Data rows ->
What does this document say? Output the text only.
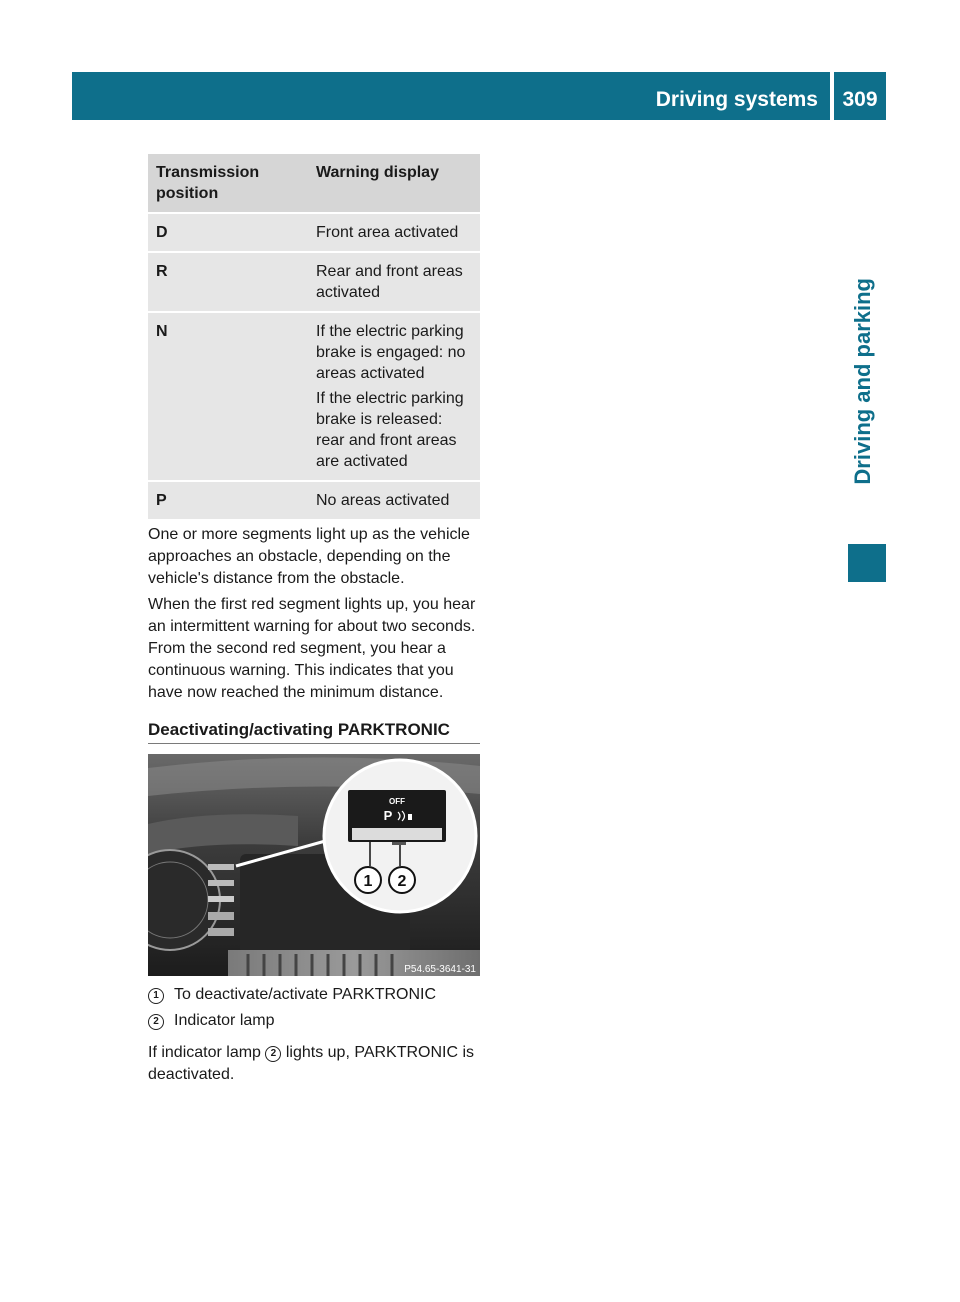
Driving systems	309
Driving and parking
Transmission position	Warning display
D	Front area activated

R	Rear and front areas activated

N	If the electric parking brake is engaged: no areas activated

If the electric parking brake is released: rear and front areas are activated

P	No areas activated

One or more segments light up as the vehicle approaches an obstacle, depending on the vehicle's distance from the obstacle.

When the first red segment lights up, you hear an intermittent warning for about two seconds. From the second red segment, you hear a continuous warning. This indicates that you have now reached the minimum distance.

Deactivating/activating PARKTRONIC
OFF
P
1 2
P54.65-3641-31
1 To deactivate/activate PARKTRONIC
2 Indicator lamp

If indicator lamp 2 lights up, PARKTRONIC is deactivated.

Given problem -> Go through the listing above and list every line that has the word "areas".

Written reply ->
R	Rear and front areas activated
N	If the electric parking brake is engaged: no areas activated
If the electric parking brake is released: rear and front areas are activated
P	No areas activated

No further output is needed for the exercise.